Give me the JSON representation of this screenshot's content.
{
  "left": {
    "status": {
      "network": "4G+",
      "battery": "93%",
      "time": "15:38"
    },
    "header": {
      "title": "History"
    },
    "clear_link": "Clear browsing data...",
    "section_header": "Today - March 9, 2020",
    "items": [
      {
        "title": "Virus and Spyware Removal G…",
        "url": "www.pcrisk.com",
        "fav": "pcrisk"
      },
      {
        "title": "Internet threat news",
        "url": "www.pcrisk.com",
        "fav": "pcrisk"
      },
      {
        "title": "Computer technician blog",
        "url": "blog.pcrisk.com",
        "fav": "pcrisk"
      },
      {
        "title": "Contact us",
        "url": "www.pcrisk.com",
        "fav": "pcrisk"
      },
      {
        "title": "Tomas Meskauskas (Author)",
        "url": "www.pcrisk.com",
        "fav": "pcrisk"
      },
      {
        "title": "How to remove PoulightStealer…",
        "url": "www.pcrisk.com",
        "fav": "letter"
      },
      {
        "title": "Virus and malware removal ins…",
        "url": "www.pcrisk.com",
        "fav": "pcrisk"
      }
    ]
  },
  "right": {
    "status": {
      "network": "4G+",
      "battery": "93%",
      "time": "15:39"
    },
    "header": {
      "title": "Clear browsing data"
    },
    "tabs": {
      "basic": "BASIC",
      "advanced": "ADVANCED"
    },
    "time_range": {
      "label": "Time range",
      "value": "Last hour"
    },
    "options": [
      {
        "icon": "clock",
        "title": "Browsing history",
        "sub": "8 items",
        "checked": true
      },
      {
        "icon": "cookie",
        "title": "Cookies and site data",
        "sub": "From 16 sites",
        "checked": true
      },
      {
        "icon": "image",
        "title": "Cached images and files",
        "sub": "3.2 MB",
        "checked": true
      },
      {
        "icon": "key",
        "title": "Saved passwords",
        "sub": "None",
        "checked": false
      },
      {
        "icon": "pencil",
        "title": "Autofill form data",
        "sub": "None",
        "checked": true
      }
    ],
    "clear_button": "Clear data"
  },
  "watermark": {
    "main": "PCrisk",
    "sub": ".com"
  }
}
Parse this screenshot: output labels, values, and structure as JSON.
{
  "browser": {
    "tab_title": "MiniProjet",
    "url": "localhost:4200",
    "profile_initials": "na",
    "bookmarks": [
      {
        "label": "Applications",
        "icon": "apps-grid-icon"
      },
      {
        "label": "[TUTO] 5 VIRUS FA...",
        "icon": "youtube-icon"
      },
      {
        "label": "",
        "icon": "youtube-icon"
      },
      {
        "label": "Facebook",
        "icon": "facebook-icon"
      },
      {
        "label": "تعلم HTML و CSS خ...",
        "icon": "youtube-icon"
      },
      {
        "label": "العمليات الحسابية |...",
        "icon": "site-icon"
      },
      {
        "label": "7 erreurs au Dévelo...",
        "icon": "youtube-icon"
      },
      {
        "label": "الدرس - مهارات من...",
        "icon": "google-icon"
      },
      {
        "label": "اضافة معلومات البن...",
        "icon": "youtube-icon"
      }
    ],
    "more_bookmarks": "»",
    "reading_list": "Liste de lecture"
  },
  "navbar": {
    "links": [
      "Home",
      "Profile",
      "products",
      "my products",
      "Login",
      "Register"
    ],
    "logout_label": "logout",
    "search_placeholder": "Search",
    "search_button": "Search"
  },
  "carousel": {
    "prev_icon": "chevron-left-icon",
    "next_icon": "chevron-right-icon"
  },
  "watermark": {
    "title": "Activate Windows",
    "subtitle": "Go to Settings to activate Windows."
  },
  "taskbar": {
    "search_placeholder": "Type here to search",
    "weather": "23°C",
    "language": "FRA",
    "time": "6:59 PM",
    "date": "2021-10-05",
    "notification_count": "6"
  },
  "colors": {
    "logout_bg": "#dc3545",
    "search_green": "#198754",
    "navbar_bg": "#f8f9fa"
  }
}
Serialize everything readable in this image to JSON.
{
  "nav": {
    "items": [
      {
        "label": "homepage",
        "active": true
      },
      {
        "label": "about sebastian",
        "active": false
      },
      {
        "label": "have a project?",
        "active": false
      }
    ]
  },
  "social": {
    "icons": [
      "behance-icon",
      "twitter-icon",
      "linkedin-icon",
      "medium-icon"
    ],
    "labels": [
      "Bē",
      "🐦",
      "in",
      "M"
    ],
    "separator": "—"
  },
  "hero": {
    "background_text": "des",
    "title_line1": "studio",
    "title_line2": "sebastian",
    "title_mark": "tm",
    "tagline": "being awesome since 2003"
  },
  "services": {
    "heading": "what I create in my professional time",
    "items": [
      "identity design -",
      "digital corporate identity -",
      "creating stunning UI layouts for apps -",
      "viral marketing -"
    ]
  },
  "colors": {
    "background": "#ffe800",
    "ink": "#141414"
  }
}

* WORK TO BE COMPLETED
Reproduce the listing verbatim.

* RESULT OF THE EXERCISE
Give me the JSON representation of this screenshot's content.
{
  "left": {
    "status": {
      "network": "4G+",
      "battery": "93%",
      "time": "15:38"
    },
    "header": {
      "title": "History"
    },
    "clear_link": "Clear browsing data...",
    "section_header": "Today - March 9, 2020",
    "items": [
      {
        "title": "Virus and Spyware Removal G…",
        "url": "www.pcrisk.com",
        "fav": "pcrisk"
      },
      {
        "title": "Internet threat news",
        "url": "www.pcrisk.com",
        "fav": "pcrisk"
      },
      {
        "title": "Computer technician blog",
        "url": "blog.pcrisk.com",
        "fav": "pcrisk"
      },
      {
        "title": "Contact us",
        "url": "www.pcrisk.com",
        "fav": "pcrisk"
      },
      {
        "title": "Tomas Meskauskas (Author)",
        "url": "www.pcrisk.com",
        "fav": "pcrisk"
      },
      {
        "title": "How to remove PoulightStealer…",
        "url": "www.pcrisk.com",
        "fav": "letter"
      },
      {
        "title": "Virus and malware removal ins…",
        "url": "www.pcrisk.com",
        "fav": "pcrisk"
      }
    ]
  },
  "right": {
    "status": {
      "network": "4G+",
      "battery": "93%",
      "time": "15:39"
    },
    "header": {
      "title": "Clear browsing data"
    },
    "tabs": {
      "basic": "BASIC",
      "advanced": "ADVANCED"
    },
    "time_range": {
      "label": "Time range",
      "value": "Last hour"
    },
    "options": [
      {
        "icon": "clock",
        "title": "Browsing history",
        "sub": "8 items",
        "checked": true
      },
      {
        "icon": "cookie",
        "title": "Cookies and site data",
        "sub": "From 16 sites",
        "checked": true
      },
      {
        "icon": "image",
        "title": "Cached images and files",
        "sub": "3.2 MB",
        "checked": true
      },
      {
        "icon": "key",
        "title": "Saved passwords",
        "sub": "None",
        "checked": false
      },
      {
        "icon": "pencil",
        "title": "Autofill form data",
        "sub": "None",
        "checked": true
      }
    ],
    "clear_button": "Clear data"
  },
  "watermark": {
    "main": "PCrisk",
    "sub": ".com"
  }
}
Parse this screenshot: output labels, values, and structure as JSON.
{
  "browser": {
    "tab_title": "MiniProjet",
    "url": "localhost:4200",
    "profile_initials": "na",
    "bookmarks": [
      {
        "label": "Applications",
        "icon": "apps-grid-icon"
      },
      {
        "label": "[TUTO] 5 VIRUS FA...",
        "icon": "youtube-icon"
      },
      {
        "label": "",
        "icon": "youtube-icon"
      },
      {
        "label": "Facebook",
        "icon": "facebook-icon"
      },
      {
        "label": "تعلم HTML و CSS خ...",
        "icon": "youtube-icon"
      },
      {
        "label": "العمليات الحسابية |...",
        "icon": "site-icon"
      },
      {
        "label": "7 erreurs au Dévelo...",
        "icon": "youtube-icon"
      },
      {
        "label": "الدرس - مهارات من...",
        "icon": "google-icon"
      },
      {
        "label": "اضافة معلومات البن...",
        "icon": "youtube-icon"
      }
    ],
    "more_bookmarks": "»",
    "reading_list": "Liste de lecture"
  },
  "navbar": {
    "links": [
      "Home",
      "Profile",
      "products",
      "my products",
      "Login",
      "Register"
    ],
    "logout_label": "logout",
    "search_placeholder": "Search",
    "search_button": "Search"
  },
  "carousel": {
    "prev_icon": "chevron-left-icon",
    "next_icon": "chevron-right-icon"
  },
  "watermark": {
    "title": "Activate Windows",
    "subtitle": "Go to Settings to activate Windows."
  },
  "taskbar": {
    "search_placeholder": "Type here to search",
    "weather": "23°C",
    "language": "FRA",
    "time": "6:59 PM",
    "date": "2021-10-05",
    "notification_count": "6"
  },
  "colors": {
    "logout_bg": "#dc3545",
    "search_green": "#198754",
    "navbar_bg": "#f8f9fa"
  }
}
Serialize everything readable in this image to JSON.
{
  "nav": {
    "items": [
      {
        "label": "homepage",
        "active": true
      },
      {
        "label": "about sebastian",
        "active": false
      },
      {
        "label": "have a project?",
        "active": false
      }
    ]
  },
  "social": {
    "icons": [
      "behance-icon",
      "twitter-icon",
      "linkedin-icon",
      "medium-icon"
    ],
    "labels": [
      "Bē",
      "🐦",
      "in",
      "M"
    ],
    "separator": "—"
  },
  "hero": {
    "background_text": "des",
    "title_line1": "studio",
    "title_line2": "sebastian",
    "title_mark": "tm",
    "tagline": "being awesome since 2003"
  },
  "services": {
    "heading": "what I create in my professional time",
    "items": [
      "identity design -",
      "digital corporate identity -",
      "creating stunning UI layouts for apps -",
      "viral marketing -"
    ]
  },
  "colors": {
    "background": "#ffe800",
    "ink": "#141414"
  }
}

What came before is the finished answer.